__SHORT EXERCISE__.
Work out how many lines of the records contain "Світло". Answer with the number and nothing else.

__Items from a data source__.
(begin)

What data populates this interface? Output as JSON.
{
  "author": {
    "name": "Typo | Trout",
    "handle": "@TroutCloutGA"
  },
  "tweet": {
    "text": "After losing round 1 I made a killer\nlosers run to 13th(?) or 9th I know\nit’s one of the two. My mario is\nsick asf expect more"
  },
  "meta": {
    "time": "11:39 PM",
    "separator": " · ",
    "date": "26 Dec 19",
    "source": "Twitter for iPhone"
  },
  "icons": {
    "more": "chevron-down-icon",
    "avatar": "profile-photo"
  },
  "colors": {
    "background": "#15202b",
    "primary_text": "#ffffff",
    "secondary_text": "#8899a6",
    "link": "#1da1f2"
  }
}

(end)
(begin)

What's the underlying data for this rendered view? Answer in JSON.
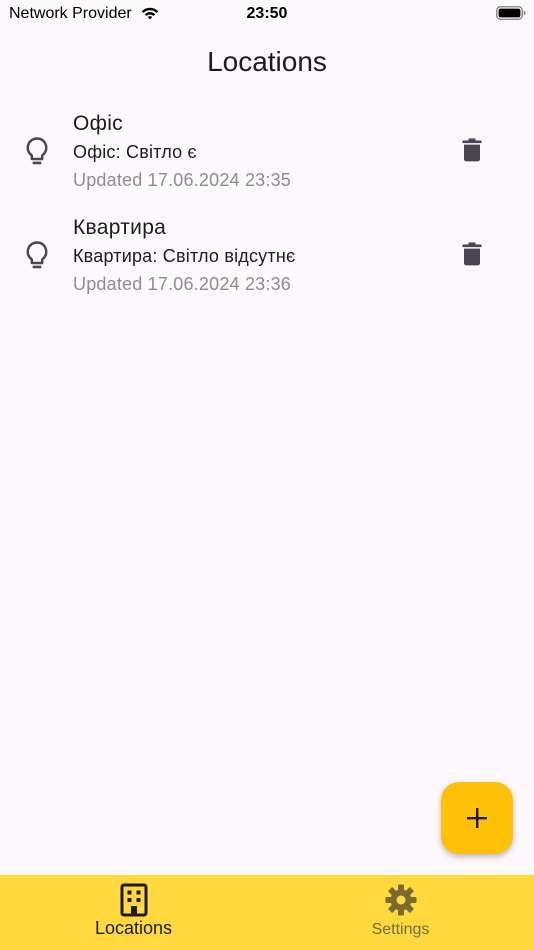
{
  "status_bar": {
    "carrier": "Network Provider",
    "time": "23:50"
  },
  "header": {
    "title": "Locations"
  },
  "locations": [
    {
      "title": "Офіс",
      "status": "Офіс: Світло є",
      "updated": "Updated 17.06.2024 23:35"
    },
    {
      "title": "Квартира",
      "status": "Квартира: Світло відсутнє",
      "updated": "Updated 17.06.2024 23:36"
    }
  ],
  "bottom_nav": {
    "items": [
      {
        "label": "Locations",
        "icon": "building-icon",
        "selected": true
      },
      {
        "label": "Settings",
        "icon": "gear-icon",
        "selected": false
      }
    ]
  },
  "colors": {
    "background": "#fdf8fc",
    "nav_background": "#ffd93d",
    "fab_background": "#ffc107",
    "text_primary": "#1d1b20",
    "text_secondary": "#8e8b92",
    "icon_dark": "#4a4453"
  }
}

(end)

__ANSWER TO THIS TASK__.
2